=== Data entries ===
- - -

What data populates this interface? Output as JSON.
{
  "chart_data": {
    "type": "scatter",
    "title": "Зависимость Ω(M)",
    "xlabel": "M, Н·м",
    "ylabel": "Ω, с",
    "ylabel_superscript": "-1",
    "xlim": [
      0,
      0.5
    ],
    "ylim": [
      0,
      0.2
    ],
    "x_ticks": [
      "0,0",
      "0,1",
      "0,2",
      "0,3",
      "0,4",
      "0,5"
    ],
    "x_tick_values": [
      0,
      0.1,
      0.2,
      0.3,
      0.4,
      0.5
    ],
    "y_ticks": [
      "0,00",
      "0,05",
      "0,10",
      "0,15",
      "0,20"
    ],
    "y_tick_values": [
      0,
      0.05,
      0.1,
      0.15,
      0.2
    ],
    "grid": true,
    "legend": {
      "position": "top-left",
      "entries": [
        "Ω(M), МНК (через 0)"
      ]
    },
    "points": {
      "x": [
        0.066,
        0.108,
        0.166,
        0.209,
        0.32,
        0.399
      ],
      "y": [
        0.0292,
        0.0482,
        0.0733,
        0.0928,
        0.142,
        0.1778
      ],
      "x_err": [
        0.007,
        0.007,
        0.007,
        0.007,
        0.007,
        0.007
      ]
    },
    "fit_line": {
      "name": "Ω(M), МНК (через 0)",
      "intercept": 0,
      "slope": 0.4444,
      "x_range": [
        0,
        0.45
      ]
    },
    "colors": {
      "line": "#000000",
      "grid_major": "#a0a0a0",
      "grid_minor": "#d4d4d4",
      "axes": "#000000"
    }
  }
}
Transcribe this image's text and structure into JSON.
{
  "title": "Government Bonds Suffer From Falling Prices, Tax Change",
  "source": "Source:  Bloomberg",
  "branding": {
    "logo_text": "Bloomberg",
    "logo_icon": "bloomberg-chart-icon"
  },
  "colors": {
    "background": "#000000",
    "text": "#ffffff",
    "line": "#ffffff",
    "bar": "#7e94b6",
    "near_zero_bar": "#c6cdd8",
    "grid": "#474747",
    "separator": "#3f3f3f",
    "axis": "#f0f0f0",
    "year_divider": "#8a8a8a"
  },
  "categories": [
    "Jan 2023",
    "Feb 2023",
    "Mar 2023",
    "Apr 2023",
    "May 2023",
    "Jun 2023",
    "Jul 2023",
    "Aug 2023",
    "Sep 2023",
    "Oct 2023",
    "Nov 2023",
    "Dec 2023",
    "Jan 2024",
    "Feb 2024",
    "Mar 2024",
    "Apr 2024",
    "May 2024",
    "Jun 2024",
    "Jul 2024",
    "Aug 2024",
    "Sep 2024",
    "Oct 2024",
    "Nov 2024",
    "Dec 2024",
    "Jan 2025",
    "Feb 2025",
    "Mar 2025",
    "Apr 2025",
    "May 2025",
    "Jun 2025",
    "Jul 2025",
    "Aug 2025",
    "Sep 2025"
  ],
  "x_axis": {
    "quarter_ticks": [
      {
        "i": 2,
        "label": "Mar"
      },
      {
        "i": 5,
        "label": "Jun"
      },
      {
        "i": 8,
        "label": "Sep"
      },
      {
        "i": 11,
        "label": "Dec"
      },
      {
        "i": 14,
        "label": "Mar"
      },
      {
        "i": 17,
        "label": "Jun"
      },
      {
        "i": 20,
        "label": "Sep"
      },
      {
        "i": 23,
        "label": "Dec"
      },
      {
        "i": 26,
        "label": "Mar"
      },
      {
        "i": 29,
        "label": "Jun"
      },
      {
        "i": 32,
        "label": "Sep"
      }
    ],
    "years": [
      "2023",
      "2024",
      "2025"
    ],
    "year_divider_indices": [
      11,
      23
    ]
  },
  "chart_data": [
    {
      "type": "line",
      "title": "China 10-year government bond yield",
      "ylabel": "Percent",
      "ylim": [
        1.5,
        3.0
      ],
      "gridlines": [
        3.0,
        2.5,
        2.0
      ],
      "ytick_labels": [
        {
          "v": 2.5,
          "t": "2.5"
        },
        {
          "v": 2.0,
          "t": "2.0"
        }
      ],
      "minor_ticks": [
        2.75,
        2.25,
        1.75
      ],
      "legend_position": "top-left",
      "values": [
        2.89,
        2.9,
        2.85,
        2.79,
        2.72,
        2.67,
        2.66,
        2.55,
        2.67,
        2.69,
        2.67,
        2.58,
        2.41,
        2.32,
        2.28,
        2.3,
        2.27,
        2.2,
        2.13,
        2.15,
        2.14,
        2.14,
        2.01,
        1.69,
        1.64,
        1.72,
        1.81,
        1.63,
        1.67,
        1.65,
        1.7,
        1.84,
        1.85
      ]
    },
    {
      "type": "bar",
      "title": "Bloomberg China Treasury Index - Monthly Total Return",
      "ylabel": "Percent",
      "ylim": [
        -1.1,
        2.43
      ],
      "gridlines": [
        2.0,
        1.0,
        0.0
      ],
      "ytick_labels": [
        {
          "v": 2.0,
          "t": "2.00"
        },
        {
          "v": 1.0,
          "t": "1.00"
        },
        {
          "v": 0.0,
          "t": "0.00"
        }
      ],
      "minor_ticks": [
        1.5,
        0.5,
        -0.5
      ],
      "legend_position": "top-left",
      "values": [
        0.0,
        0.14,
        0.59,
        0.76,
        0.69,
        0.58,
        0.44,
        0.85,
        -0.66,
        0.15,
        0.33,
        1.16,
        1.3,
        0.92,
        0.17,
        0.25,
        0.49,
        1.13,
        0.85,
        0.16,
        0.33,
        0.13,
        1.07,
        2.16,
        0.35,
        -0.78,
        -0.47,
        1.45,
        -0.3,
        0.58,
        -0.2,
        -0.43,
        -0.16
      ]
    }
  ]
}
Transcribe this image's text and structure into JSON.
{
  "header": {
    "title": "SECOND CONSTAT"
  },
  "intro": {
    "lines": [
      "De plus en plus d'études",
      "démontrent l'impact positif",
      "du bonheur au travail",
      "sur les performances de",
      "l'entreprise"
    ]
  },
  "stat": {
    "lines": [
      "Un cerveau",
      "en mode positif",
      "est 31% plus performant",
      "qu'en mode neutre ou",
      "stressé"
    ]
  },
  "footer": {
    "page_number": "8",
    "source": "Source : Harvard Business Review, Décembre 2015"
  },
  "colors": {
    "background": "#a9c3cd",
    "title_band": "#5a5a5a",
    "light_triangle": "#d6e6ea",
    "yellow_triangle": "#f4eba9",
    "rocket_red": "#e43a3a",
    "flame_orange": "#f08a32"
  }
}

- - -

=== What the task requires ===
Write out the material from the first line to the last, exactly.

=== Answer ===
What data populates this interface? Output as JSON.
{
  "chart_data": {
    "type": "scatter",
    "title": "Зависимость Ω(M)",
    "xlabel": "M, Н·м",
    "ylabel": "Ω, с",
    "ylabel_superscript": "-1",
    "xlim": [
      0,
      0.5
    ],
    "ylim": [
      0,
      0.2
    ],
    "x_ticks": [
      "0,0",
      "0,1",
      "0,2",
      "0,3",
      "0,4",
      "0,5"
    ],
    "x_tick_values": [
      0,
      0.1,
      0.2,
      0.3,
      0.4,
      0.5
    ],
    "y_ticks": [
      "0,00",
      "0,05",
      "0,10",
      "0,15",
      "0,20"
    ],
    "y_tick_values": [
      0,
      0.05,
      0.1,
      0.15,
      0.2
    ],
    "grid": true,
    "legend": {
      "position": "top-left",
      "entries": [
        "Ω(M), МНК (через 0)"
      ]
    },
    "points": {
      "x": [
        0.066,
        0.108,
        0.166,
        0.209,
        0.32,
        0.399
      ],
      "y": [
        0.0292,
        0.0482,
        0.0733,
        0.0928,
        0.142,
        0.1778
      ],
      "x_err": [
        0.007,
        0.007,
        0.007,
        0.007,
        0.007,
        0.007
      ]
    },
    "fit_line": {
      "name": "Ω(M), МНК (через 0)",
      "intercept": 0,
      "slope": 0.4444,
      "x_range": [
        0,
        0.45
      ]
    },
    "colors": {
      "line": "#000000",
      "grid_major": "#a0a0a0",
      "grid_minor": "#d4d4d4",
      "axes": "#000000"
    }
  }
}
Transcribe this image's text and structure into JSON.
{
  "title": "Government Bonds Suffer From Falling Prices, Tax Change",
  "source": "Source:  Bloomberg",
  "branding": {
    "logo_text": "Bloomberg",
    "logo_icon": "bloomberg-chart-icon"
  },
  "colors": {
    "background": "#000000",
    "text": "#ffffff",
    "line": "#ffffff",
    "bar": "#7e94b6",
    "near_zero_bar": "#c6cdd8",
    "grid": "#474747",
    "separator": "#3f3f3f",
    "axis": "#f0f0f0",
    "year_divider": "#8a8a8a"
  },
  "categories": [
    "Jan 2023",
    "Feb 2023",
    "Mar 2023",
    "Apr 2023",
    "May 2023",
    "Jun 2023",
    "Jul 2023",
    "Aug 2023",
    "Sep 2023",
    "Oct 2023",
    "Nov 2023",
    "Dec 2023",
    "Jan 2024",
    "Feb 2024",
    "Mar 2024",
    "Apr 2024",
    "May 2024",
    "Jun 2024",
    "Jul 2024",
    "Aug 2024",
    "Sep 2024",
    "Oct 2024",
    "Nov 2024",
    "Dec 2024",
    "Jan 2025",
    "Feb 2025",
    "Mar 2025",
    "Apr 2025",
    "May 2025",
    "Jun 2025",
    "Jul 2025",
    "Aug 2025",
    "Sep 2025"
  ],
  "x_axis": {
    "quarter_ticks": [
      {
        "i": 2,
        "label": "Mar"
      },
      {
        "i": 5,
        "label": "Jun"
      },
      {
        "i": 8,
        "label": "Sep"
      },
      {
        "i": 11,
        "label": "Dec"
      },
      {
        "i": 14,
        "label": "Mar"
      },
      {
        "i": 17,
        "label": "Jun"
      },
      {
        "i": 20,
        "label": "Sep"
      },
      {
        "i": 23,
        "label": "Dec"
      },
      {
        "i": 26,
        "label": "Mar"
      },
      {
        "i": 29,
        "label": "Jun"
      },
      {
        "i": 32,
        "label": "Sep"
      }
    ],
    "years": [
      "2023",
      "2024",
      "2025"
    ],
    "year_divider_indices": [
      11,
      23
    ]
  },
  "chart_data": [
    {
      "type": "line",
      "title": "China 10-year government bond yield",
      "ylabel": "Percent",
      "ylim": [
        1.5,
        3.0
      ],
      "gridlines": [
        3.0,
        2.5,
        2.0
      ],
      "ytick_labels": [
        {
          "v": 2.5,
          "t": "2.5"
        },
        {
          "v": 2.0,
          "t": "2.0"
        }
      ],
      "minor_ticks": [
        2.75,
        2.25,
        1.75
      ],
      "legend_position": "top-left",
      "values": [
        2.89,
        2.9,
        2.85,
        2.79,
        2.72,
        2.67,
        2.66,
        2.55,
        2.67,
        2.69,
        2.67,
        2.58,
        2.41,
        2.32,
        2.28,
        2.3,
        2.27,
        2.2,
        2.13,
        2.15,
        2.14,
        2.14,
        2.01,
        1.69,
        1.64,
        1.72,
        1.81,
        1.63,
        1.67,
        1.65,
        1.7,
        1.84,
        1.85
      ]
    },
    {
      "type": "bar",
      "title": "Bloomberg China Treasury Index - Monthly Total Return",
      "ylabel": "Percent",
      "ylim": [
        -1.1,
        2.43
      ],
      "gridlines": [
        2.0,
        1.0,
        0.0
      ],
      "ytick_labels": [
        {
          "v": 2.0,
          "t": "2.00"
        },
        {
          "v": 1.0,
          "t": "1.00"
        },
        {
          "v": 0.0,
          "t": "0.00"
        }
      ],
      "minor_ticks": [
        1.5,
        0.5,
        -0.5
      ],
      "legend_position": "top-left",
      "values": [
        0.0,
        0.14,
        0.59,
        0.76,
        0.69,
        0.58,
        0.44,
        0.85,
        -0.66,
        0.15,
        0.33,
        1.16,
        1.3,
        0.92,
        0.17,
        0.25,
        0.49,
        1.13,
        0.85,
        0.16,
        0.33,
        0.13,
        1.07,
        2.16,
        0.35,
        -0.78,
        -0.47,
        1.45,
        -0.3,
        0.58,
        -0.2,
        -0.43,
        -0.16
      ]
    }
  ]
}
Transcribe this image's text and structure into JSON.
{
  "header": {
    "title": "SECOND CONSTAT"
  },
  "intro": {
    "lines": [
      "De plus en plus d'études",
      "démontrent l'impact positif",
      "du bonheur au travail",
      "sur les performances de",
      "l'entreprise"
    ]
  },
  "stat": {
    "lines": [
      "Un cerveau",
      "en mode positif",
      "est 31% plus performant",
      "qu'en mode neutre ou",
      "stressé"
    ]
  },
  "footer": {
    "page_number": "8",
    "source": "Source : Harvard Business Review, Décembre 2015"
  },
  "colors": {
    "background": "#a9c3cd",
    "title_band": "#5a5a5a",
    "light_triangle": "#d6e6ea",
    "yellow_triangle": "#f4eba9",
    "rocket_red": "#e43a3a",
    "flame_orange": "#f08a32"
  }
}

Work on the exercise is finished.